**Short problem**.
Every record must be transcribed in its entirety, apart from the images, which are to be omitted.

**Records provided**.
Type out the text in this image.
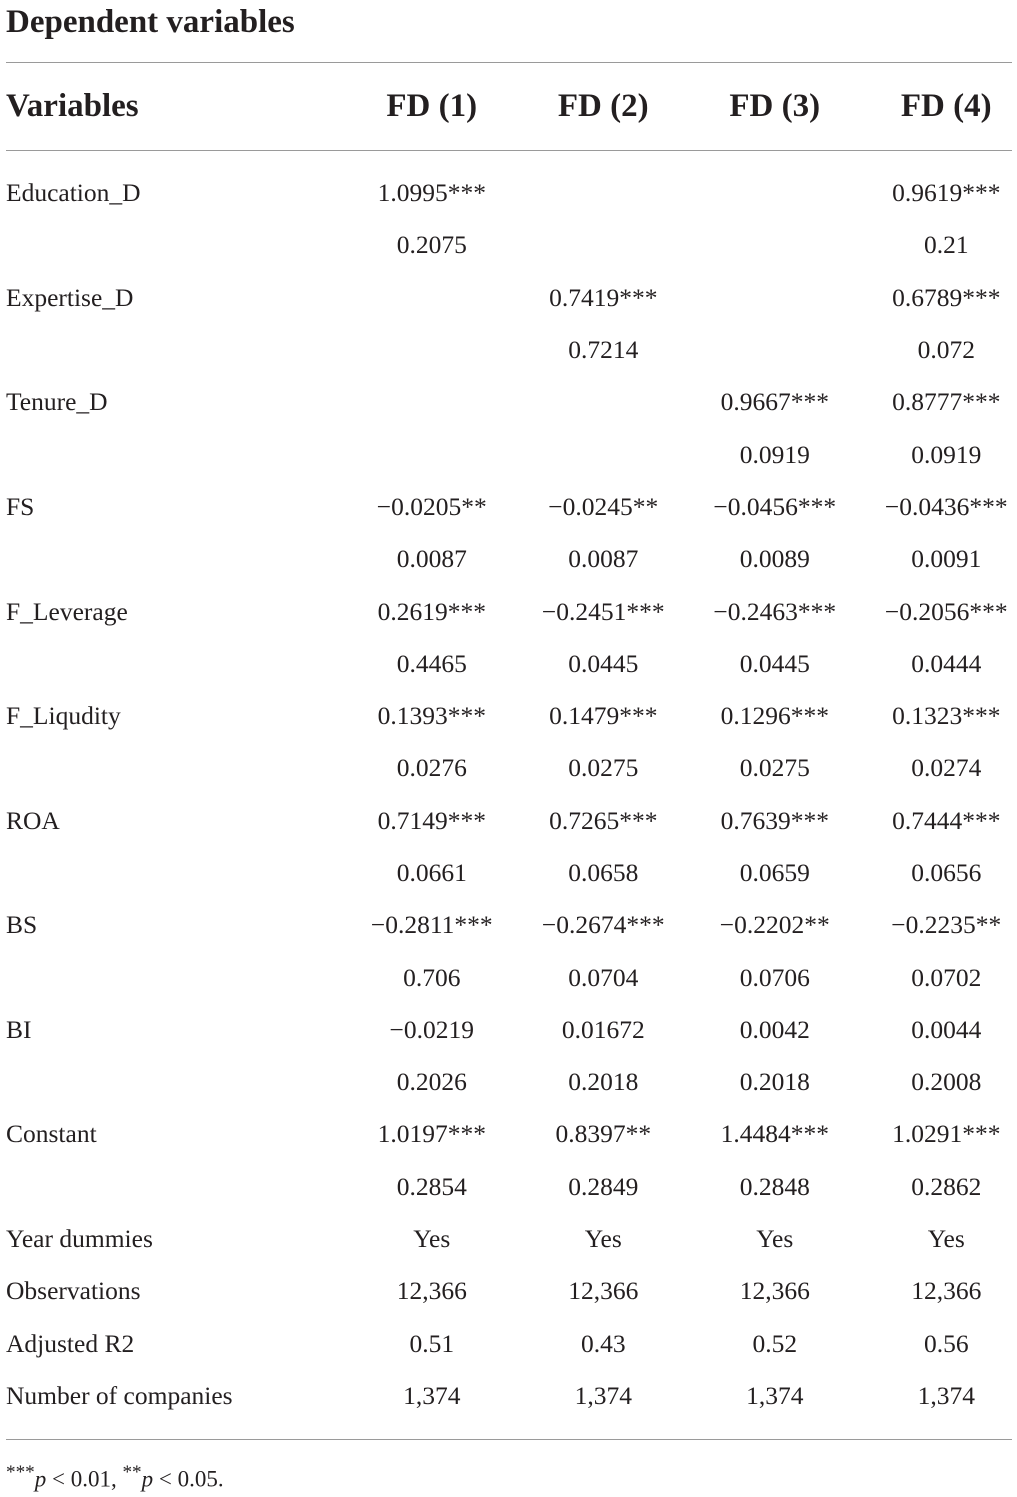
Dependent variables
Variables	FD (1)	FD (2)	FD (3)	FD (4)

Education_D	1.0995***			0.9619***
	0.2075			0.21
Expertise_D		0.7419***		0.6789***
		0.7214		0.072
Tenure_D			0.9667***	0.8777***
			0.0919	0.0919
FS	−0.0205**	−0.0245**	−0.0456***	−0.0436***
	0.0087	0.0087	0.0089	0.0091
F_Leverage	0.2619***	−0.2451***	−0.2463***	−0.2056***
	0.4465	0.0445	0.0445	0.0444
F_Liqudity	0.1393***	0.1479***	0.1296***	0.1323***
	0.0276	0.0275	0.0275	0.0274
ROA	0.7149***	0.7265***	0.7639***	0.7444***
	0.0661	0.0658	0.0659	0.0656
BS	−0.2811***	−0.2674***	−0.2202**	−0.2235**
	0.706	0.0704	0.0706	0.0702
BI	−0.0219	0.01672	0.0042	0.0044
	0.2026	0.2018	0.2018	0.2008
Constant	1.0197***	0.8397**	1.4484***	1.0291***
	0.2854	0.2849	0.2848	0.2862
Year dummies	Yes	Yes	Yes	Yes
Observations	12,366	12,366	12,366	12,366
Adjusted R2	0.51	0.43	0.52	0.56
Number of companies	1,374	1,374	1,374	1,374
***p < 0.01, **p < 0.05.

**Task result**.
Type out the text in this image.
Dependent variables
Variables	FD (1)	FD (2)	FD (3)	FD (4)

Education_D	1.0995***			0.9619***
	0.2075			0.21
Expertise_D		0.7419***		0.6789***
		0.7214		0.072
Tenure_D			0.9667***	0.8777***
			0.0919	0.0919
FS	−0.0205**	−0.0245**	−0.0456***	−0.0436***
	0.0087	0.0087	0.0089	0.0091
F_Leverage	0.2619***	−0.2451***	−0.2463***	−0.2056***
	0.4465	0.0445	0.0445	0.0444
F_Liqudity	0.1393***	0.1479***	0.1296***	0.1323***
	0.0276	0.0275	0.0275	0.0274
ROA	0.7149***	0.7265***	0.7639***	0.7444***
	0.0661	0.0658	0.0659	0.0656
BS	−0.2811***	−0.2674***	−0.2202**	−0.2235**
	0.706	0.0704	0.0706	0.0702
BI	−0.0219	0.01672	0.0042	0.0044
	0.2026	0.2018	0.2018	0.2008
Constant	1.0197***	0.8397**	1.4484***	1.0291***
	0.2854	0.2849	0.2848	0.2862
Year dummies	Yes	Yes	Yes	Yes
Observations	12,366	12,366	12,366	12,366
Adjusted R2	0.51	0.43	0.52	0.56
Number of companies	1,374	1,374	1,374	1,374
***p < 0.01, **p < 0.05.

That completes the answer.